→ Set task
Only lines holding the string "text" are wanted; copy each one from the material.

— START OF Data records —

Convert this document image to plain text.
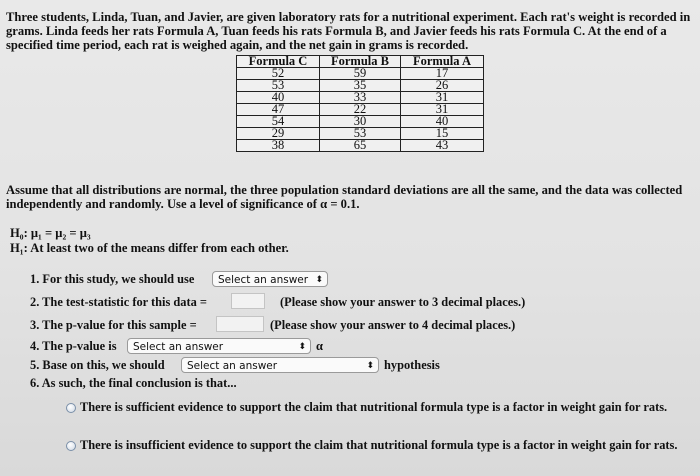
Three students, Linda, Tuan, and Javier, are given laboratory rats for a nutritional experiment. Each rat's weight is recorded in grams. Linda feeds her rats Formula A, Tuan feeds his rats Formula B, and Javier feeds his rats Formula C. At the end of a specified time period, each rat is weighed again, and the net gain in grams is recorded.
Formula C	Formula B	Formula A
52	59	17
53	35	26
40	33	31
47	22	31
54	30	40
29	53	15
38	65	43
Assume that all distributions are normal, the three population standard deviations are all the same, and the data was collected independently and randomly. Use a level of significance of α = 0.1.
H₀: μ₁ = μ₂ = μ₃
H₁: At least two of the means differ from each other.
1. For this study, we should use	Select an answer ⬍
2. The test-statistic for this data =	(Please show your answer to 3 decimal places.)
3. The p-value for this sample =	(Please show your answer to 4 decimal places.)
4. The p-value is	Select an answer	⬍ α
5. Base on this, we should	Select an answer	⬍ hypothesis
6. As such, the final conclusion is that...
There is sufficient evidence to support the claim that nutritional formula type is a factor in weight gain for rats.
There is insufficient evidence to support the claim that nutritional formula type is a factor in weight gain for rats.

— END OF Data records —
— START OF Data records —

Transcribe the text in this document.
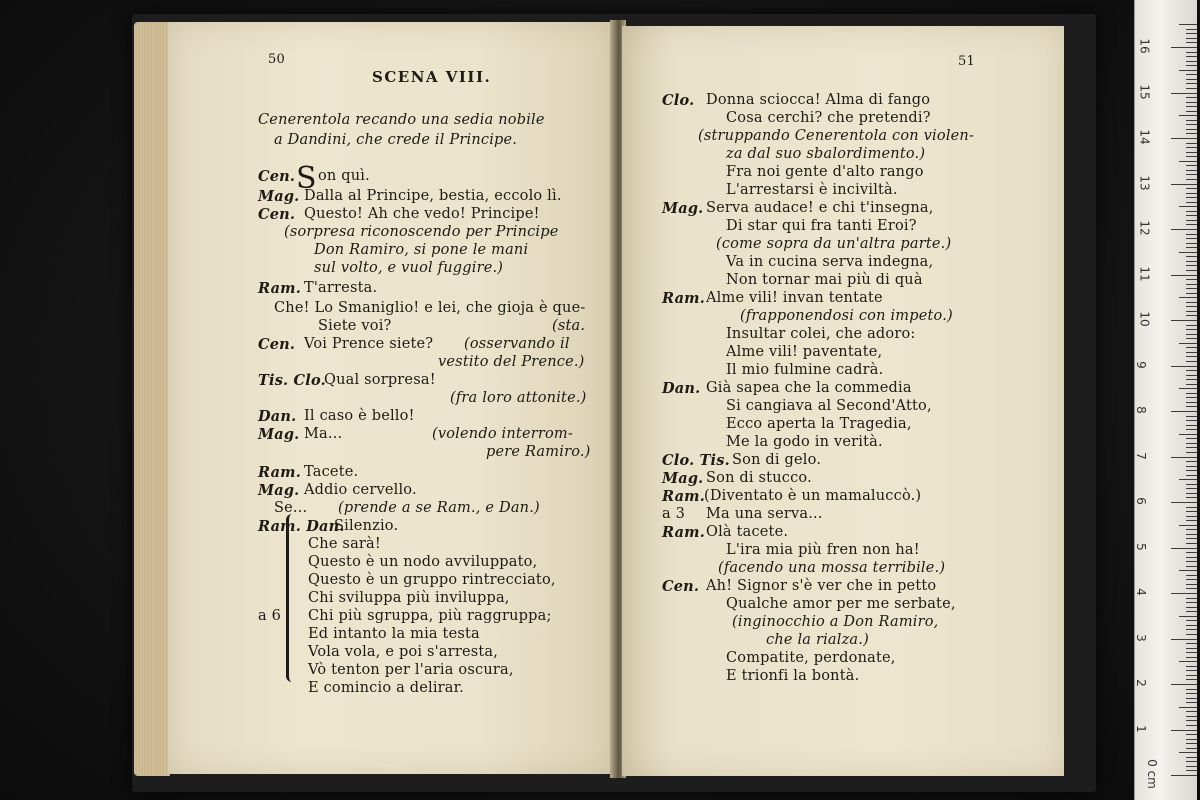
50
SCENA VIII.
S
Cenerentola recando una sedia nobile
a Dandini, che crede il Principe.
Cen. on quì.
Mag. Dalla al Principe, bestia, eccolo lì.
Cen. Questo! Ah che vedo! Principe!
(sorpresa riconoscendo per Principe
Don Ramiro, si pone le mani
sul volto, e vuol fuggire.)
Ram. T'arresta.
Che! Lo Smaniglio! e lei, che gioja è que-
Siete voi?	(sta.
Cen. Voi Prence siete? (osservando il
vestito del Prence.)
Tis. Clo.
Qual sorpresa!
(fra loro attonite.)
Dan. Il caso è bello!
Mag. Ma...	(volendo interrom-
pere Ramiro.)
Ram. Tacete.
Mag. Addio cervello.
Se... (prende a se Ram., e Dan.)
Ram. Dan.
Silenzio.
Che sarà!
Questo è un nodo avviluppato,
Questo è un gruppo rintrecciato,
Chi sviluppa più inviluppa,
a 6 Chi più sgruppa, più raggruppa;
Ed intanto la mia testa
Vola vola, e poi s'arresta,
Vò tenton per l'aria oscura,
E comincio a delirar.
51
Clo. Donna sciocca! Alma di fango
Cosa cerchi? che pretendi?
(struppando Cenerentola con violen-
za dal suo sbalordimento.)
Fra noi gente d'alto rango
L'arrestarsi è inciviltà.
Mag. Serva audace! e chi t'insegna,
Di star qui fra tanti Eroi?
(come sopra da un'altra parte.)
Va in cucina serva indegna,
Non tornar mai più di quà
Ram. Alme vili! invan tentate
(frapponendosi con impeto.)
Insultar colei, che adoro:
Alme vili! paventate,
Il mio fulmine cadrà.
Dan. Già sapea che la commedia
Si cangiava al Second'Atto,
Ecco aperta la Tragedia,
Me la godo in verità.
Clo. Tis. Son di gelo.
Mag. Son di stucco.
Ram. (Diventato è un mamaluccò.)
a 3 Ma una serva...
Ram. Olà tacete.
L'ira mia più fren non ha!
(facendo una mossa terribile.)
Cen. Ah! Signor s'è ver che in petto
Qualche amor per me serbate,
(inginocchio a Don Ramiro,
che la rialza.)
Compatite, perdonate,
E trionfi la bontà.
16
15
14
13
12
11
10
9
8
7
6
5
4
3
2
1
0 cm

— END OF Data records —

→ Answer for this exercise
Convert this document image to plain text.
Transcribe the text in this document.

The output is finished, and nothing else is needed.